Brief:
Transcribe the whole listing without a single picture.

Input records:
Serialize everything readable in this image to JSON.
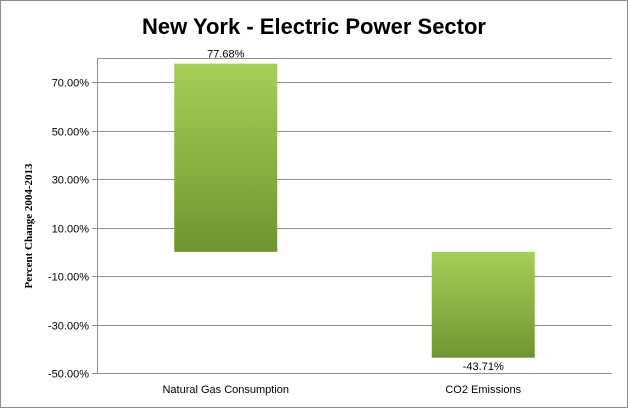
{
  "chart_data": {
    "type": "bar",
    "title": "New York - Electric Power Sector",
    "ylabel": "Percent Change  2004-2013",
    "xlabel": "",
    "categories": [
      "Natural Gas Consumption",
      "CO2 Emissions"
    ],
    "values": [
      77.68,
      -43.71
    ],
    "data_labels": [
      "77.68%",
      "-43.71%"
    ],
    "ylim": [
      -50,
      80
    ],
    "y_ticks": [
      -50,
      -30,
      -10,
      10,
      30,
      50,
      70
    ],
    "y_tick_labels": [
      "-50.00%",
      "-30.00%",
      "-10.00%",
      "10.00%",
      "30.00%",
      "50.00%",
      "70.00%"
    ],
    "grid": true,
    "legend": "none",
    "colors": {
      "bar_light": "#a6cf57",
      "bar_dark": "#6e9530",
      "grid": "#8f8f8f"
    }
  }
}
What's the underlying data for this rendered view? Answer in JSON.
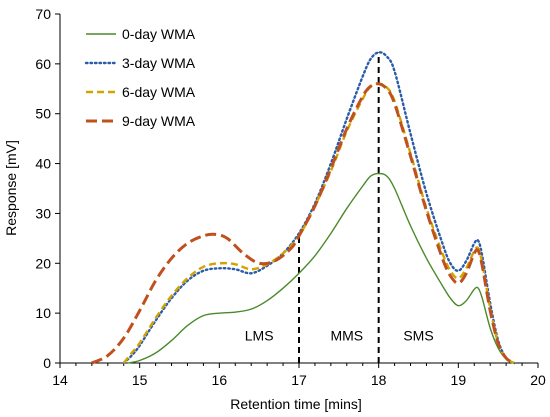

Written response:
Serialize everything readable in this image to JSON.
{
  "chart_data": {
    "type": "bar",
    "title": "New York - Electric Power Sector",
    "ylabel": "Percent Change  2004-2013",
    "xlabel": "",
    "categories": [
      "Natural Gas Consumption",
      "CO2 Emissions"
    ],
    "values": [
      77.68,
      -43.71
    ],
    "data_labels": [
      "77.68%",
      "-43.71%"
    ],
    "ylim": [
      -50,
      80
    ],
    "y_ticks": [
      -50,
      -30,
      -10,
      10,
      30,
      50,
      70
    ],
    "y_tick_labels": [
      "-50.00%",
      "-30.00%",
      "-10.00%",
      "10.00%",
      "30.00%",
      "50.00%",
      "70.00%"
    ],
    "grid": true,
    "legend": "none",
    "colors": {
      "bar_light": "#a6cf57",
      "bar_dark": "#6e9530",
      "grid": "#8f8f8f"
    }
  }
}
What's the underlying data for this rendered view? Answer in JSON.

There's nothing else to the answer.